Entries from a page text dataset
^^^^^^^^

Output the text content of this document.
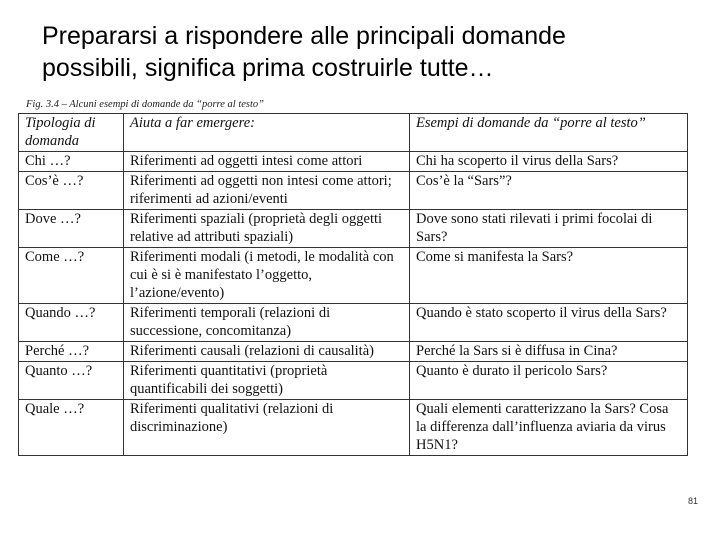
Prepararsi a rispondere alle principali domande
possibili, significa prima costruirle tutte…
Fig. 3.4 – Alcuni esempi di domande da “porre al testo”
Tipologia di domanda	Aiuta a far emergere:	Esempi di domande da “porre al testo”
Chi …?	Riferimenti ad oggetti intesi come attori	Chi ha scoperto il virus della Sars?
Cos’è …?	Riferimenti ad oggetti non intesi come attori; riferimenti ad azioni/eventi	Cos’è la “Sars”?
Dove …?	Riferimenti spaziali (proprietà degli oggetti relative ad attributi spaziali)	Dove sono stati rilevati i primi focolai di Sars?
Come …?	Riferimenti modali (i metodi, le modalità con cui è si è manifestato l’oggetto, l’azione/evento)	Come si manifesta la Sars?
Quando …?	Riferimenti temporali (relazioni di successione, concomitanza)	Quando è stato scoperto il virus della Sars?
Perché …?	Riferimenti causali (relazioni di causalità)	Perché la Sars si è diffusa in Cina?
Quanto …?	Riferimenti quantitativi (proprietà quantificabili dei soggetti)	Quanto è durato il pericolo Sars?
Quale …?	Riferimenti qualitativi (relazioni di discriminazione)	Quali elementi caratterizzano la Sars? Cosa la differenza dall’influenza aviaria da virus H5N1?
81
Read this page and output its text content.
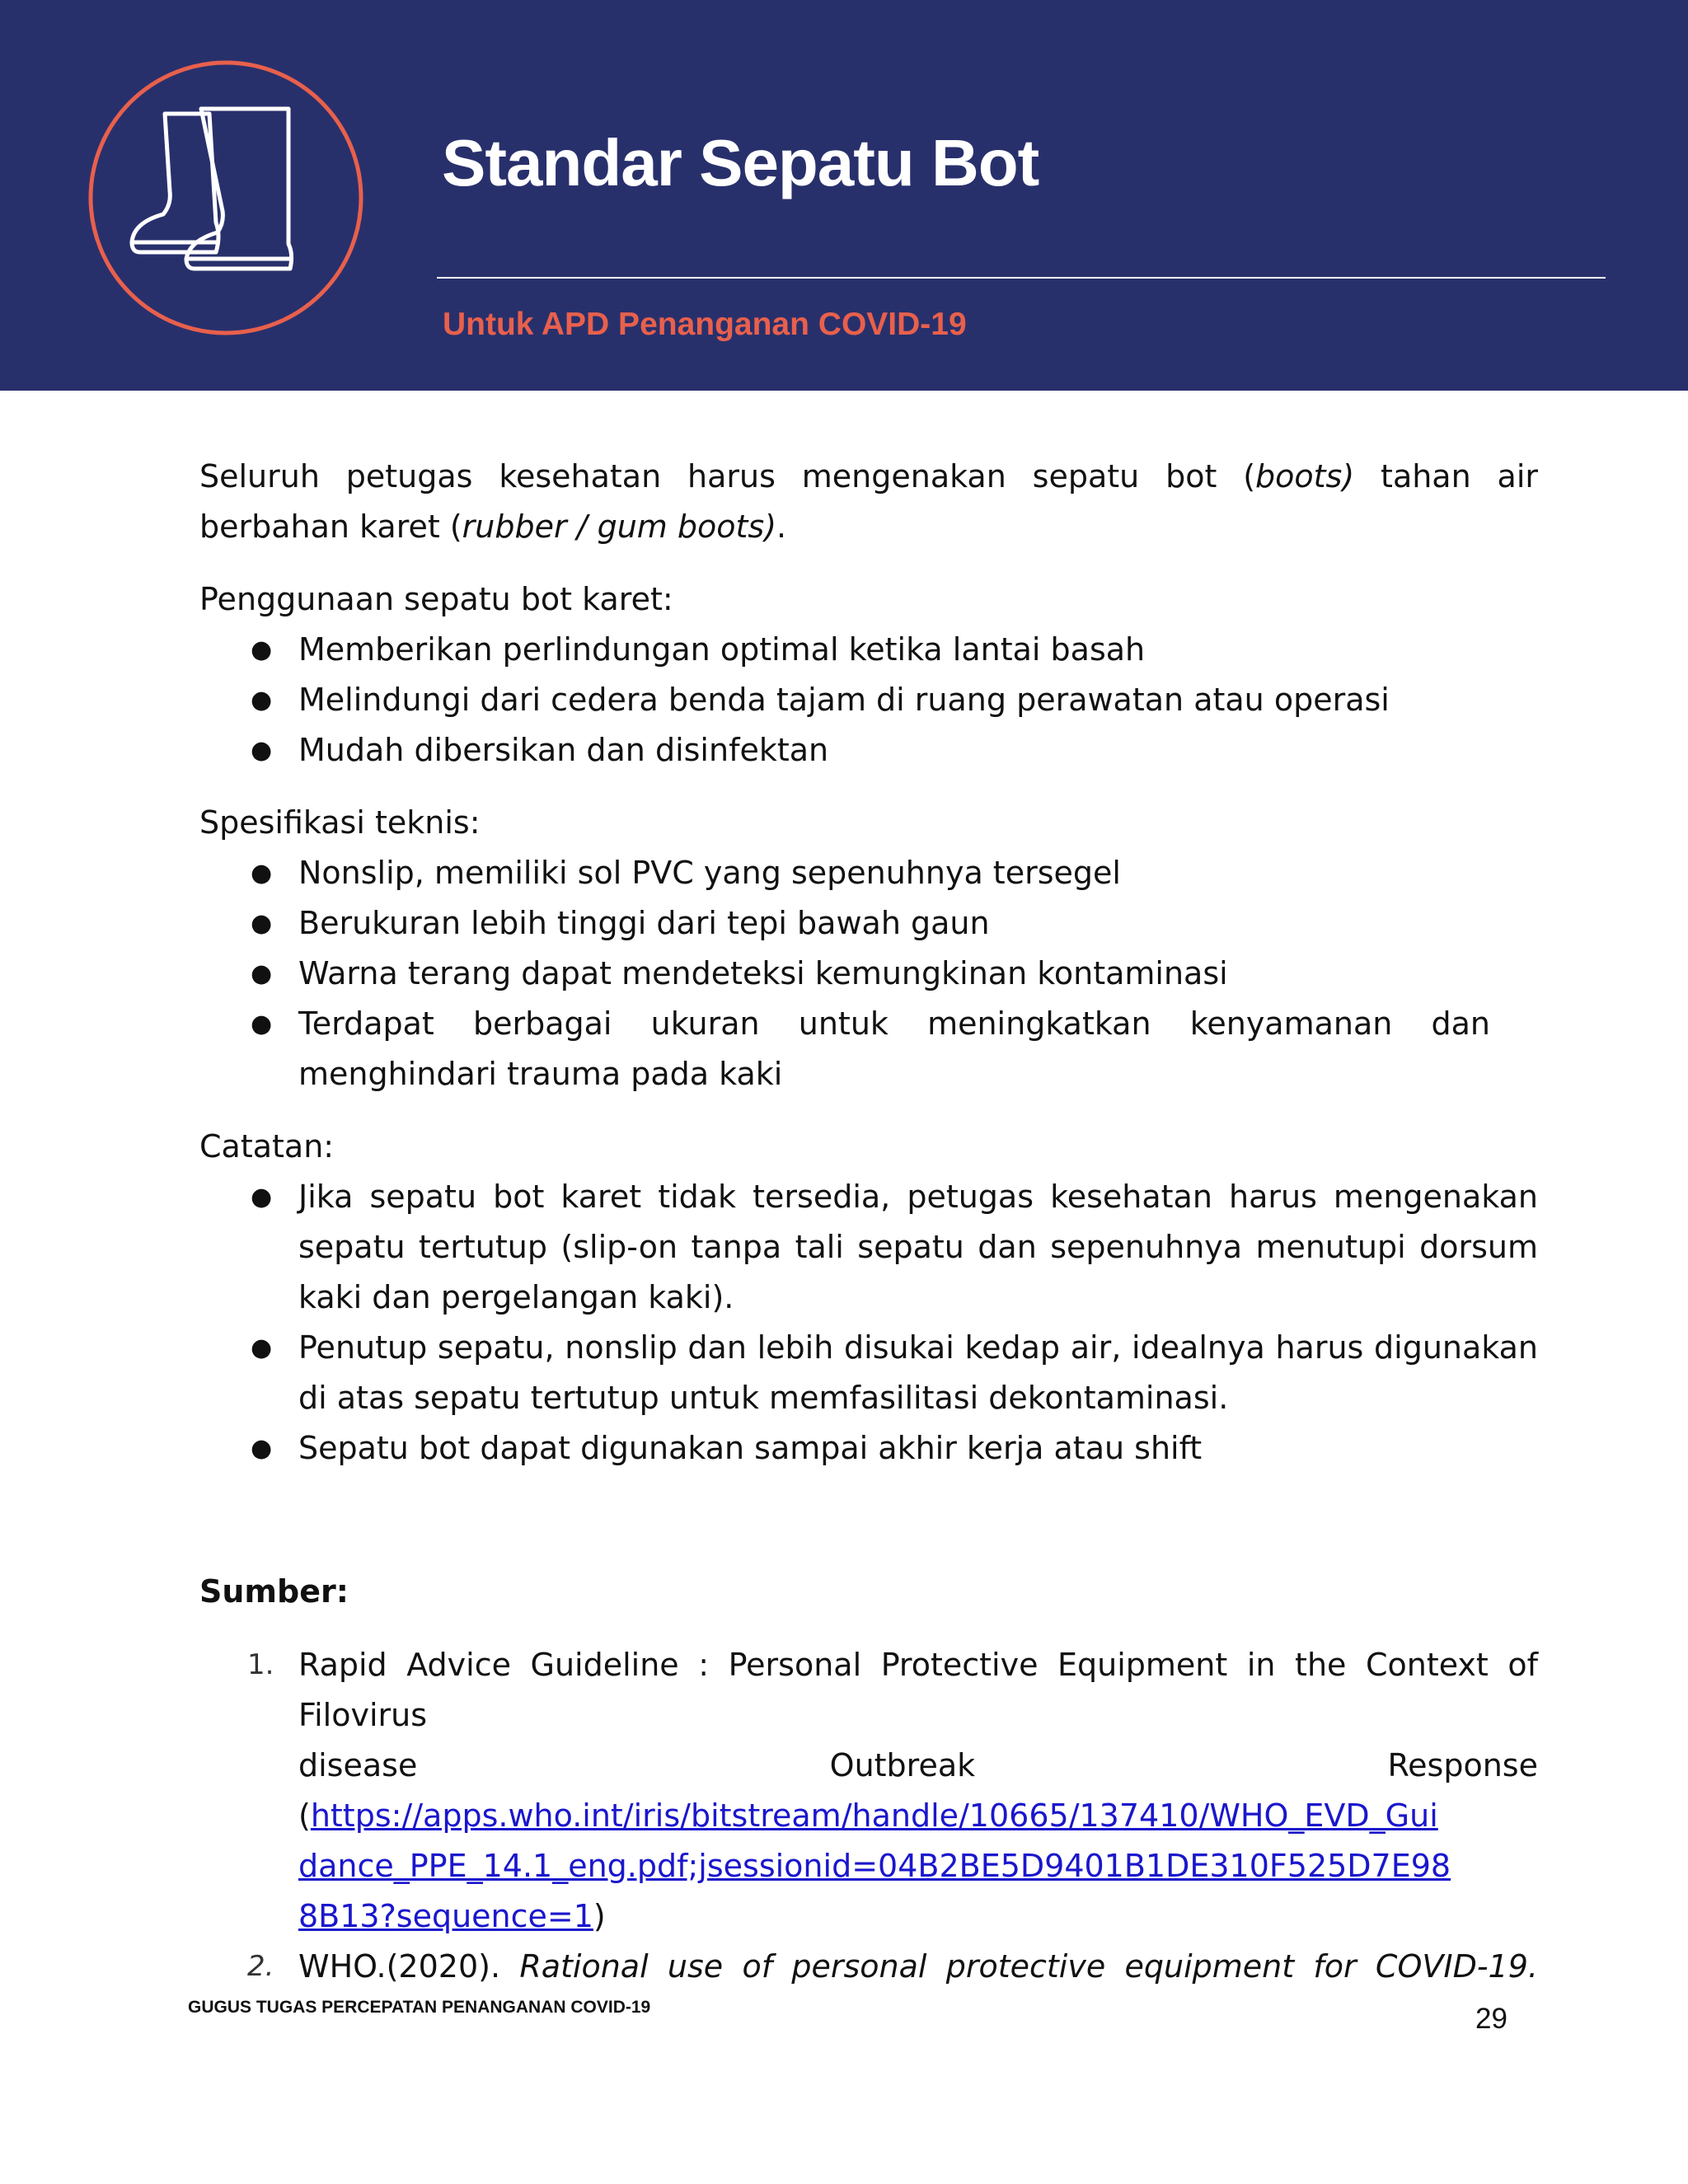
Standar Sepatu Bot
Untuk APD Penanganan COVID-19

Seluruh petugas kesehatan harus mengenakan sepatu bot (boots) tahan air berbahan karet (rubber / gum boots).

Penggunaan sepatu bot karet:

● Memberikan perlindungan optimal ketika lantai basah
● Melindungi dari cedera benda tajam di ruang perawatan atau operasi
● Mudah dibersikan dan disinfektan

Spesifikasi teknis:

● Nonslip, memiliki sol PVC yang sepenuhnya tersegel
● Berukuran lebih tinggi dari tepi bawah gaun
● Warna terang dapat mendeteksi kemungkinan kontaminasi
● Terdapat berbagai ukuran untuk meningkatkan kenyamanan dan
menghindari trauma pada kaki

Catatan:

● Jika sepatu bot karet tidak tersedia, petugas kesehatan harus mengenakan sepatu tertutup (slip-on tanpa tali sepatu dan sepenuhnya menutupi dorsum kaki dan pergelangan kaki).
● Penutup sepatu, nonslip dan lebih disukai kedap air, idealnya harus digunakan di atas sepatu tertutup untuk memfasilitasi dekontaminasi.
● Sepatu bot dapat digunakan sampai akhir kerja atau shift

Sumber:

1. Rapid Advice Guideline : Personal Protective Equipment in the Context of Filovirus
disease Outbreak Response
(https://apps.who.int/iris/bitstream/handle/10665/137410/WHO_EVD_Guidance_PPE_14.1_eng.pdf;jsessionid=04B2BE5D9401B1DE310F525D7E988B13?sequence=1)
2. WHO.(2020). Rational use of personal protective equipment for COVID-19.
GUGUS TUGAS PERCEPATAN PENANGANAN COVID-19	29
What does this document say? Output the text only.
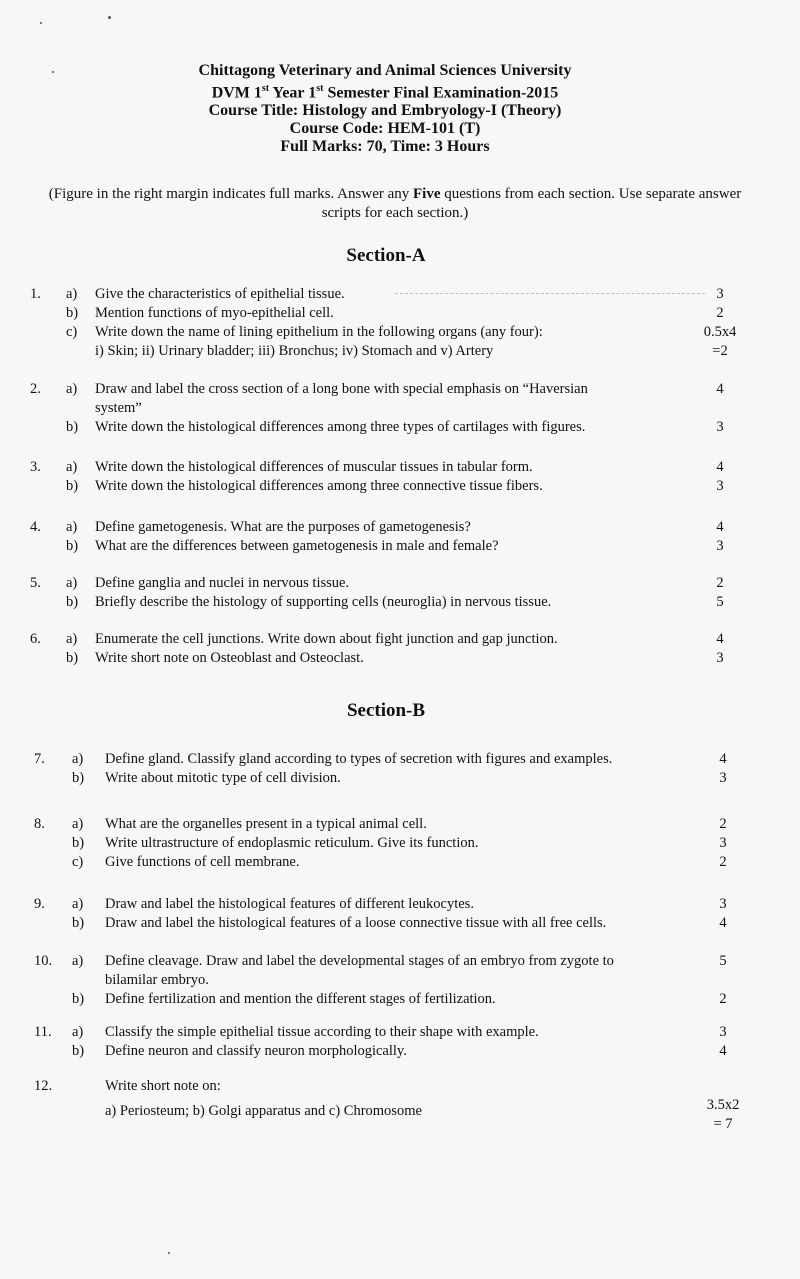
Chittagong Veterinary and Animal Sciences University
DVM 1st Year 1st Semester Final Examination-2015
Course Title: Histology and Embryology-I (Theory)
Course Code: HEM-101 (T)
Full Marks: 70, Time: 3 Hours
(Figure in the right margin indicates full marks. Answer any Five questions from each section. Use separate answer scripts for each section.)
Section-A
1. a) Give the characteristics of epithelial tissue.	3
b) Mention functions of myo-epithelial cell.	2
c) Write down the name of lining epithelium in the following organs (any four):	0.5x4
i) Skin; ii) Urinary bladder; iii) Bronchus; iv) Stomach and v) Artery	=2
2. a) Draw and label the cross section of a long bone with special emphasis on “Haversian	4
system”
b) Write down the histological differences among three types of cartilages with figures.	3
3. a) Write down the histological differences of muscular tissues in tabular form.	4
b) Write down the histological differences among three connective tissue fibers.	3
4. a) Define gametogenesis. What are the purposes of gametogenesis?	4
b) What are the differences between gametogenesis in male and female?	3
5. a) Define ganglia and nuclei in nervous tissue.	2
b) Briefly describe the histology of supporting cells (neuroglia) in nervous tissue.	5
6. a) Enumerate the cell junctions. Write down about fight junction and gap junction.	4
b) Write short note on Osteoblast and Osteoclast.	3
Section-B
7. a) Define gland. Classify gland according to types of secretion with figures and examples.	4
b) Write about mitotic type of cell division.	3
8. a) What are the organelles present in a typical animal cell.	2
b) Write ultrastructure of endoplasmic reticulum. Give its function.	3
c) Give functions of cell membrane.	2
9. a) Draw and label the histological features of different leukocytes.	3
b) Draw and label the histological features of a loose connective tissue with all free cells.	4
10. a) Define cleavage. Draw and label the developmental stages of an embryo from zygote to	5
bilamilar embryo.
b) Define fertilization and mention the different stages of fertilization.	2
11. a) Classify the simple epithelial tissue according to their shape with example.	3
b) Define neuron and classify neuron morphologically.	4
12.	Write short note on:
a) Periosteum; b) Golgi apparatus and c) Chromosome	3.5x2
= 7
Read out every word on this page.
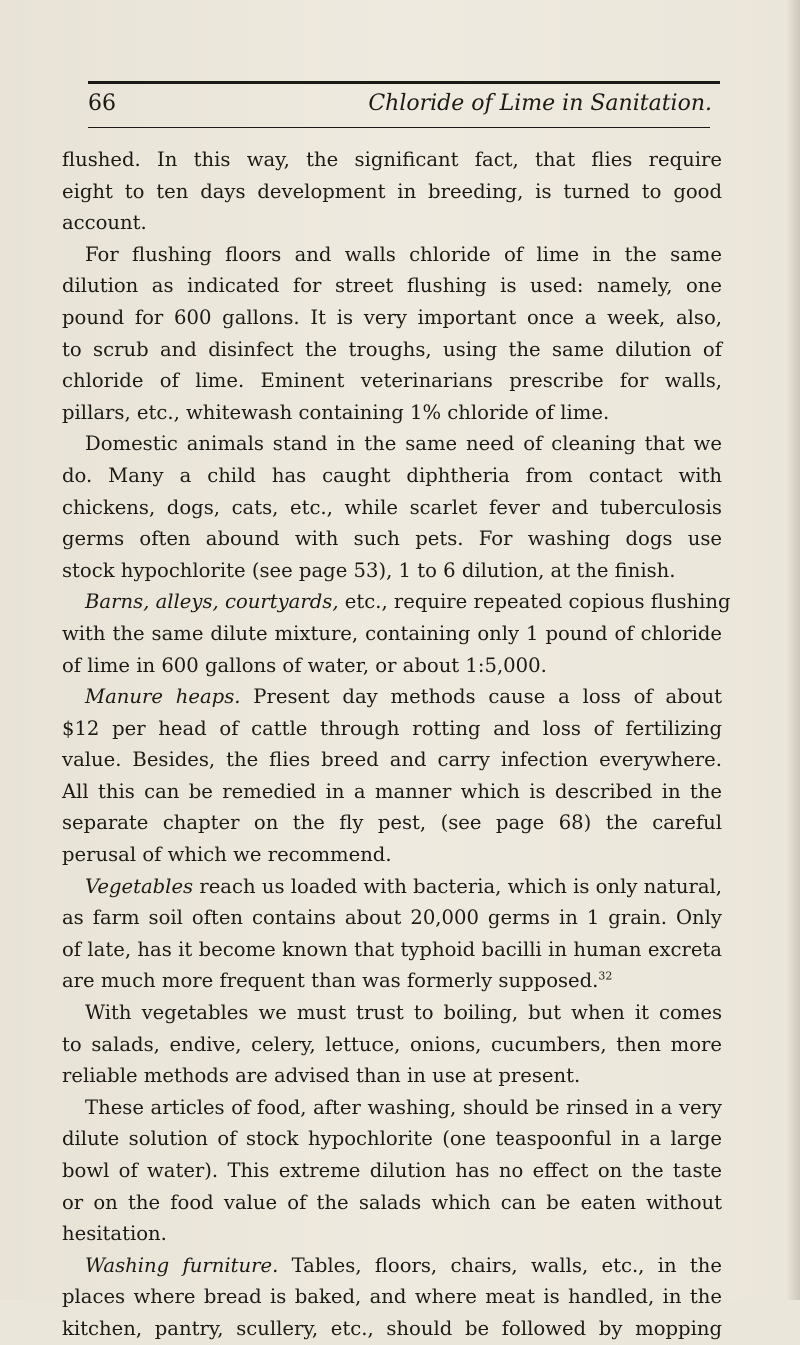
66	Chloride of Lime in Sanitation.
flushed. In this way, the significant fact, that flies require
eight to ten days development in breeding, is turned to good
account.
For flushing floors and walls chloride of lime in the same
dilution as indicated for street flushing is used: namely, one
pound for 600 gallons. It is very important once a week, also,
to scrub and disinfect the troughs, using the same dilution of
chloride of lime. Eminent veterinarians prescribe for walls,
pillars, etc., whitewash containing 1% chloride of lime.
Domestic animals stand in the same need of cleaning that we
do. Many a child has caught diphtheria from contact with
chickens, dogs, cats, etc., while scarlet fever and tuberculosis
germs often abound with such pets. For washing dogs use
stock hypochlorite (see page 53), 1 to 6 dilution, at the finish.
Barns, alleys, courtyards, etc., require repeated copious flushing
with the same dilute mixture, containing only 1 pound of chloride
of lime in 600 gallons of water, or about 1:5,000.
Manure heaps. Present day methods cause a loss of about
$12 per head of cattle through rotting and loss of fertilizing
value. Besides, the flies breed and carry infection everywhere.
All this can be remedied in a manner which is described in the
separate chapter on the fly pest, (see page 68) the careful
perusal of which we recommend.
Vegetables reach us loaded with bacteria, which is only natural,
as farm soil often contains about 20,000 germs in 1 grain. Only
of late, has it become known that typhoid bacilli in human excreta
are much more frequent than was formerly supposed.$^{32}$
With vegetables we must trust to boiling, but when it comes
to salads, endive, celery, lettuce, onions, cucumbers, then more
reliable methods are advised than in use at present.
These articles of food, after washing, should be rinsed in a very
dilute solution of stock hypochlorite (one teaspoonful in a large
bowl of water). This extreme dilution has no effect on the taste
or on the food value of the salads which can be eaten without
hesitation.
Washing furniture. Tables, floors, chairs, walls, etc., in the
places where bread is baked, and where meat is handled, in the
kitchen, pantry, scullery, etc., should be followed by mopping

^^^^^^^^

__The task__.
Each line holding the word "down" must be copied from the data.

__Exercise answer__.
c) Write down the name of lining epithelium in the following organs (any four):	0.5x4
b) Write down the histological differences among three types of cartilages with figures.	3
3. a) Write down the histological differences of muscular tissues in tabular form.	4
b) Write down the histological differences among three connective tissue fibers.	3
6. a) Enumerate the cell junctions. Write down about fight junction and gap junction.	4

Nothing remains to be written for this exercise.